* _WHAT IS NEEDED_
Locate and copy all lines bearing the word "Okresowe".

* _DATA SHOWN_
%%

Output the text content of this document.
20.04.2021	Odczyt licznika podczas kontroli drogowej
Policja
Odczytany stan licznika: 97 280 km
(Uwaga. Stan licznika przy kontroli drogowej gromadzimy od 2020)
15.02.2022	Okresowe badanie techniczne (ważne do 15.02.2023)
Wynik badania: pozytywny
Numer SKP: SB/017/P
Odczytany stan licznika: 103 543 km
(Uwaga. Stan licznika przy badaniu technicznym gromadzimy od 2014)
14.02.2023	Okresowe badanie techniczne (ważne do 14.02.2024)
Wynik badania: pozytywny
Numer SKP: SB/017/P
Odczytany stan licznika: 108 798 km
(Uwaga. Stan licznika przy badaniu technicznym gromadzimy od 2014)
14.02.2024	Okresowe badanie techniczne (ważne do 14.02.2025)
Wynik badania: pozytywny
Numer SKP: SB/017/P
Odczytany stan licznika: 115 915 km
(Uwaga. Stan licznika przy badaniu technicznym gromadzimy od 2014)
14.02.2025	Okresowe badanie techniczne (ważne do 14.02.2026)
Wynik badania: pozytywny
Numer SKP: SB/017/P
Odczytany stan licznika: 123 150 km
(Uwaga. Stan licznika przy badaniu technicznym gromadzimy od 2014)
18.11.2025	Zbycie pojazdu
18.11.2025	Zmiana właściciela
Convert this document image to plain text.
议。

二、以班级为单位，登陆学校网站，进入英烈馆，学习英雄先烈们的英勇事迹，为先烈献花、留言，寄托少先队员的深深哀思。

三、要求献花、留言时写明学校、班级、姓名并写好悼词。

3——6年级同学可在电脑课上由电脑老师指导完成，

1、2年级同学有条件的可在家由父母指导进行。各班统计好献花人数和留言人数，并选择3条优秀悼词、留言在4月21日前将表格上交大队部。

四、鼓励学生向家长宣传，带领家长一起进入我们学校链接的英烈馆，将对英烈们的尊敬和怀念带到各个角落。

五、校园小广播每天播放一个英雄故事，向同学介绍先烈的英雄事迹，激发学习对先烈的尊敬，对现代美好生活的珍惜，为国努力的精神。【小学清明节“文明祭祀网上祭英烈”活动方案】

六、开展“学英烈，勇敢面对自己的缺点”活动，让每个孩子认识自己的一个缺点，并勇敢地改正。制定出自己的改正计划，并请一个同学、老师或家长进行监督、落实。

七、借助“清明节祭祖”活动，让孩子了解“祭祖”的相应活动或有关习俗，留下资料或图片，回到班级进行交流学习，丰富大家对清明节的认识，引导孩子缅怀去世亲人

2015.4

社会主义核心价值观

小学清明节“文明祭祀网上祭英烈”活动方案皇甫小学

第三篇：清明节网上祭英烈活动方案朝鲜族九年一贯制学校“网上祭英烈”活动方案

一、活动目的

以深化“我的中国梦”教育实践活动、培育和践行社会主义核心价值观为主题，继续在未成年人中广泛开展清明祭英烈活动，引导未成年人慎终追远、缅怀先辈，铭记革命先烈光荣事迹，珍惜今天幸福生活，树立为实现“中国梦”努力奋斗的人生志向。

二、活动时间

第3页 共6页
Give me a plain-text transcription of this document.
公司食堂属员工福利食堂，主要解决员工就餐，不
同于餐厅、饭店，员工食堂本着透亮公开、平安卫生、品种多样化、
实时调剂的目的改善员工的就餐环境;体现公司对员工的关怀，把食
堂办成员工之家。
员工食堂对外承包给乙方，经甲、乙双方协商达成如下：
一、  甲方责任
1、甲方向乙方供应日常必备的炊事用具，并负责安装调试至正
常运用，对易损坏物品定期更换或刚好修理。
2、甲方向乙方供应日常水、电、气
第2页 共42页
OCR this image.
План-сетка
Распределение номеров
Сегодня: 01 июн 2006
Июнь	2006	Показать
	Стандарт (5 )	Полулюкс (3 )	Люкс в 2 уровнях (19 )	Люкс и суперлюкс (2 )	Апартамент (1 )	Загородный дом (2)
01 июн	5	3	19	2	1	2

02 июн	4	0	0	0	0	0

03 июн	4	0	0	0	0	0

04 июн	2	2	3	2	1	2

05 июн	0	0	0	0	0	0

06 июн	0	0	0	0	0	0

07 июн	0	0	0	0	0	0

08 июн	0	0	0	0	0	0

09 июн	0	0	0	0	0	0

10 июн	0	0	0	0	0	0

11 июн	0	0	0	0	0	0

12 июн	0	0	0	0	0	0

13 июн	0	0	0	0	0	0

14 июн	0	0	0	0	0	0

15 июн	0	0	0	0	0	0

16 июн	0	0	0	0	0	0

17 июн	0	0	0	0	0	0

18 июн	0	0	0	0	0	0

%%

* _FULL SOLUTION_
15.02.2022	Okresowe badanie techniczne (ważne do 15.02.2023)
14.02.2023	Okresowe badanie techniczne (ważne do 14.02.2024)
14.02.2024	Okresowe badanie techniczne (ważne do 14.02.2025)
14.02.2025	Okresowe badanie techniczne (ważne do 14.02.2026)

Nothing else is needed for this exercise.